- _Set task_
Search the listing below for "JSON". Copy each matching line.

Collection entries

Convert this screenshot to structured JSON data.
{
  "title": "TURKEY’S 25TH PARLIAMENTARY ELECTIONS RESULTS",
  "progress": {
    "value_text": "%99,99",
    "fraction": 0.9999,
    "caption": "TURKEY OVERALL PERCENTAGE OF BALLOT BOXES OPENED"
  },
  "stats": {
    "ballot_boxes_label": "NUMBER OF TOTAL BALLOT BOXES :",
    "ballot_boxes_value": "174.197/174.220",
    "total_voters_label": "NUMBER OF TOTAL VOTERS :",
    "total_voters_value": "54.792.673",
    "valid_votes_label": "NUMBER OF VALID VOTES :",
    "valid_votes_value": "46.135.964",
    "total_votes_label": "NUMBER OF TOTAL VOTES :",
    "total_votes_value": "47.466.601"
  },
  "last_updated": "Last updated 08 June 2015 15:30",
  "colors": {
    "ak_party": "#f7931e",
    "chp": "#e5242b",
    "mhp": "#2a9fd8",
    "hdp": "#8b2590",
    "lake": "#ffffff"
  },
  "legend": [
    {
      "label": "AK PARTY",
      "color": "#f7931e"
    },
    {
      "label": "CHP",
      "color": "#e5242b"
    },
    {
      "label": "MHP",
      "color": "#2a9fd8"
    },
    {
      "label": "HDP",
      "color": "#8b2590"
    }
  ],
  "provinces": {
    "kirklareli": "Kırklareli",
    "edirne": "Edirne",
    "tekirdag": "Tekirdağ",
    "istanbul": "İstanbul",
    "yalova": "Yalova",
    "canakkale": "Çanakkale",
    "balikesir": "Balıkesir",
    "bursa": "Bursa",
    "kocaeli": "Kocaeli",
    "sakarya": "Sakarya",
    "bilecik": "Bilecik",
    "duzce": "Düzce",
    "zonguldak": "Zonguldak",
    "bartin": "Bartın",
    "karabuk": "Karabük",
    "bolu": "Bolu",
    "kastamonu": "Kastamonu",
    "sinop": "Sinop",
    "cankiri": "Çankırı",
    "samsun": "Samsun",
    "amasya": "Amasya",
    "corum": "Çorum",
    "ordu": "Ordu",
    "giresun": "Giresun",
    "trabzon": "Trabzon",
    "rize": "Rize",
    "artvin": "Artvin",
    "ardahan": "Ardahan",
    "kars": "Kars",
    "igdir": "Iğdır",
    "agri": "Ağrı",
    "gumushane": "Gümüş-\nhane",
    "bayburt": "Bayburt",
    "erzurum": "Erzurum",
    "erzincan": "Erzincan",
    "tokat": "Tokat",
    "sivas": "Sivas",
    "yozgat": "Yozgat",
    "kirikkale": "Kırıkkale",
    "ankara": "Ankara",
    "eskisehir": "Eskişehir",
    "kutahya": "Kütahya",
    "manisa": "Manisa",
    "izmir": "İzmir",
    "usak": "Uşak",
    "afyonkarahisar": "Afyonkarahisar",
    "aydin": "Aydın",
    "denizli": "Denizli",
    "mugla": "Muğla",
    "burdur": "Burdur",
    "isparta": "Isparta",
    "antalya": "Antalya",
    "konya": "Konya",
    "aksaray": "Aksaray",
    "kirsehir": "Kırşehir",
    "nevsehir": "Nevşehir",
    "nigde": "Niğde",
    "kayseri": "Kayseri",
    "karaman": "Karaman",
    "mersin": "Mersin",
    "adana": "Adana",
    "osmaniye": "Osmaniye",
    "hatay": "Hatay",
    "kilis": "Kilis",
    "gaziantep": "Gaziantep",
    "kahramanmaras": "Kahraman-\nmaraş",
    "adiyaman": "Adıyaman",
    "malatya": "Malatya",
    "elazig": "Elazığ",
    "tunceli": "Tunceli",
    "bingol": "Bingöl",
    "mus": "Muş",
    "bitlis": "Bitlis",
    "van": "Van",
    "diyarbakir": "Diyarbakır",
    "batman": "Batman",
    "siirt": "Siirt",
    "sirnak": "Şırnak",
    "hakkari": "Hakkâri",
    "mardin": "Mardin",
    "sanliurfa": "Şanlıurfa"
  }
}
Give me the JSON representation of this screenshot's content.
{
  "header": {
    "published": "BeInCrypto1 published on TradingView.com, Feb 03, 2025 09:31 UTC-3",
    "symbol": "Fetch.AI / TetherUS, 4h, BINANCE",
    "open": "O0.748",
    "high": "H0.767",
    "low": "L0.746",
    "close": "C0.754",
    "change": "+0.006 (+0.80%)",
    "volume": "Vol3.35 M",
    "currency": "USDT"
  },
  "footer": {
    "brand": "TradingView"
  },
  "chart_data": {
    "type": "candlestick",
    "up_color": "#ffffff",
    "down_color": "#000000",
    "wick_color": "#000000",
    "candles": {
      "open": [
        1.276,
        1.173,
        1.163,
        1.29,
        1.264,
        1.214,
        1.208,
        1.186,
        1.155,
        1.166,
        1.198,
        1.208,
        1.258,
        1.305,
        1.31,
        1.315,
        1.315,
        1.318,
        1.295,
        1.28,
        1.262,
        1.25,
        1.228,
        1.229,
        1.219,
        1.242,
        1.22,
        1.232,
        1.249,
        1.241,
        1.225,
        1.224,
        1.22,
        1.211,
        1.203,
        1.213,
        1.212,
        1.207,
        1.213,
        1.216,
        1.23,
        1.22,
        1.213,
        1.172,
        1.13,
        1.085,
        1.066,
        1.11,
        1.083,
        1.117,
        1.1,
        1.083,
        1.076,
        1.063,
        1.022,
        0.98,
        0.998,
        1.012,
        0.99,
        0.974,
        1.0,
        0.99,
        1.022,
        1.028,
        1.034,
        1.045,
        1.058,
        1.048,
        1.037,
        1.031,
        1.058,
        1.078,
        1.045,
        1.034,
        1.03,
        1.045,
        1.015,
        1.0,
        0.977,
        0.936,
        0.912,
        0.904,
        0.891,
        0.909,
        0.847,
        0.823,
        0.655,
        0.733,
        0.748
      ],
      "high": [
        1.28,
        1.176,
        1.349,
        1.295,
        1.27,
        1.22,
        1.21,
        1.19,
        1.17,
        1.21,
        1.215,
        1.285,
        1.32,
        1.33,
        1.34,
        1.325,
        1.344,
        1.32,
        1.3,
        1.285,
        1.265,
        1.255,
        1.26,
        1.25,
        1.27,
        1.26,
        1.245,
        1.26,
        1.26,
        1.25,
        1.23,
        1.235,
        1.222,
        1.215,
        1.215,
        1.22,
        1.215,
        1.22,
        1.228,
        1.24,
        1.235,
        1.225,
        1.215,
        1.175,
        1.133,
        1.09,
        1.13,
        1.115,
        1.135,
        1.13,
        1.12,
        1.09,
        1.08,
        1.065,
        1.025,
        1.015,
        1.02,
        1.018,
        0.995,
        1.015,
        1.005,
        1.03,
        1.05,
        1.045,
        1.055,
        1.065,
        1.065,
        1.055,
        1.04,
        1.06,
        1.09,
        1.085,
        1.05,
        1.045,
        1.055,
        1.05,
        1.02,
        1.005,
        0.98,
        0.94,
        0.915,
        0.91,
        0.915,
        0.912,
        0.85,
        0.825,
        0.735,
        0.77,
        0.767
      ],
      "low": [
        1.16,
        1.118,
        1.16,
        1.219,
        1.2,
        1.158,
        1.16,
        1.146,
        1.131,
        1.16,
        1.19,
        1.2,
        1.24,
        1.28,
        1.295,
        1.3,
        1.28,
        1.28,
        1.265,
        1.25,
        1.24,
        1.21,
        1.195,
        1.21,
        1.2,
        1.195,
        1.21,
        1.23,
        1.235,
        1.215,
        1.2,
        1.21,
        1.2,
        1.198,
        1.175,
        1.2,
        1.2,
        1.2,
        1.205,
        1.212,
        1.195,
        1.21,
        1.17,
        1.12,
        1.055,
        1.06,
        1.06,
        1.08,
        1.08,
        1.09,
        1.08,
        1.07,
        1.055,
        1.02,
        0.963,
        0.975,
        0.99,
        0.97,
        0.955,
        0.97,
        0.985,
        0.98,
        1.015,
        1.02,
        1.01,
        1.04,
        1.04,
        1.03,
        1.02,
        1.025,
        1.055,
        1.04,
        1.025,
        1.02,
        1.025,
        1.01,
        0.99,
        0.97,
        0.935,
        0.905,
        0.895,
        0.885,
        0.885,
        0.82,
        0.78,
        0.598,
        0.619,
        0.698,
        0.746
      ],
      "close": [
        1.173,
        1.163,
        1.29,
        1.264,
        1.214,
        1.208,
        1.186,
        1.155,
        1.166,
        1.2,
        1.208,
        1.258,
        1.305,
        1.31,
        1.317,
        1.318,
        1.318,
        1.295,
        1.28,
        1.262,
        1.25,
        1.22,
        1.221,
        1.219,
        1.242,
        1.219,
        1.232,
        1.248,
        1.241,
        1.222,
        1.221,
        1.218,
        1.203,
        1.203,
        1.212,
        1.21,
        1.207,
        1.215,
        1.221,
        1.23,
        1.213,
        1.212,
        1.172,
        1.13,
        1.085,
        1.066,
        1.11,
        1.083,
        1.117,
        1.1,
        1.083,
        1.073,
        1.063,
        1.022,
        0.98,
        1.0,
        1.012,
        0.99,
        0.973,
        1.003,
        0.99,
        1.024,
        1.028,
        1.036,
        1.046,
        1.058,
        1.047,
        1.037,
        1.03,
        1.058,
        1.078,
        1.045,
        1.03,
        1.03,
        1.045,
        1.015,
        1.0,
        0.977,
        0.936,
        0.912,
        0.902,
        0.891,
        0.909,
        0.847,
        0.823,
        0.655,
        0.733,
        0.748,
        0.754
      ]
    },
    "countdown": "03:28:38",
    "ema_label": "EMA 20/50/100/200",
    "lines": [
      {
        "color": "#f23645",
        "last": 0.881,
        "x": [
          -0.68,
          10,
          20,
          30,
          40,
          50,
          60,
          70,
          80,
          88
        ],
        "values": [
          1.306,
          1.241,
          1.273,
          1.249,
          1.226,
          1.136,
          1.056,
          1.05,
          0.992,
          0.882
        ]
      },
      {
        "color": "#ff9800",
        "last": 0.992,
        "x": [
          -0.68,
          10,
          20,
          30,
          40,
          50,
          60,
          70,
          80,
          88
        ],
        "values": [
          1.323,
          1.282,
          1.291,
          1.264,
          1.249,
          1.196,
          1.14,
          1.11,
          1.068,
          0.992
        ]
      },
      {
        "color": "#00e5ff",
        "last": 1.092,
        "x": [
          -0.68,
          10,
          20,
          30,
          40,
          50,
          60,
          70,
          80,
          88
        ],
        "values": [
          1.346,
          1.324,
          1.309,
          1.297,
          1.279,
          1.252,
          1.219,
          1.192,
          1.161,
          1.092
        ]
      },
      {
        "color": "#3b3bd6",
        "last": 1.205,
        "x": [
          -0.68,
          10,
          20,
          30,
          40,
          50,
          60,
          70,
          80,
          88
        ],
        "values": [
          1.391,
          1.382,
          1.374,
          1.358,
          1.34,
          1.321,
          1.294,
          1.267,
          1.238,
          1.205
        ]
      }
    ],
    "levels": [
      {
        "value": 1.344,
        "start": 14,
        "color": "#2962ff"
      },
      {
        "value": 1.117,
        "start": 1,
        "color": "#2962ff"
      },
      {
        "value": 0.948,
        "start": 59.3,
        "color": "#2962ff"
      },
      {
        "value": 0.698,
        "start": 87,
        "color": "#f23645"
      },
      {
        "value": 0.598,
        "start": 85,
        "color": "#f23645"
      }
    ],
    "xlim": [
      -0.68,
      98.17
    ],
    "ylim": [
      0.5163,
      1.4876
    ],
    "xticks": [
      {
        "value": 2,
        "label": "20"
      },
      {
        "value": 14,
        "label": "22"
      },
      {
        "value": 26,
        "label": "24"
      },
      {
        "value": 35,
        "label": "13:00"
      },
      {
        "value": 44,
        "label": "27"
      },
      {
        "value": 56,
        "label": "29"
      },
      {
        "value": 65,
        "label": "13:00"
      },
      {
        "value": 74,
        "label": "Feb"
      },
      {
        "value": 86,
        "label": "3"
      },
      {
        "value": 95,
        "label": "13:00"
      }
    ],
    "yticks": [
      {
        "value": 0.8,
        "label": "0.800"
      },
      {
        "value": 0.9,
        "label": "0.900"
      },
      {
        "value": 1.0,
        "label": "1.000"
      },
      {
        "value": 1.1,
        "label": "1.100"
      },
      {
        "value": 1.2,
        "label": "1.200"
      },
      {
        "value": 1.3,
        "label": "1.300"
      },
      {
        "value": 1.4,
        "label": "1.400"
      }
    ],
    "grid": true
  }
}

- _Task output_
Convert this screenshot to structured JSON data.
Give me the JSON representation of this screenshot's content.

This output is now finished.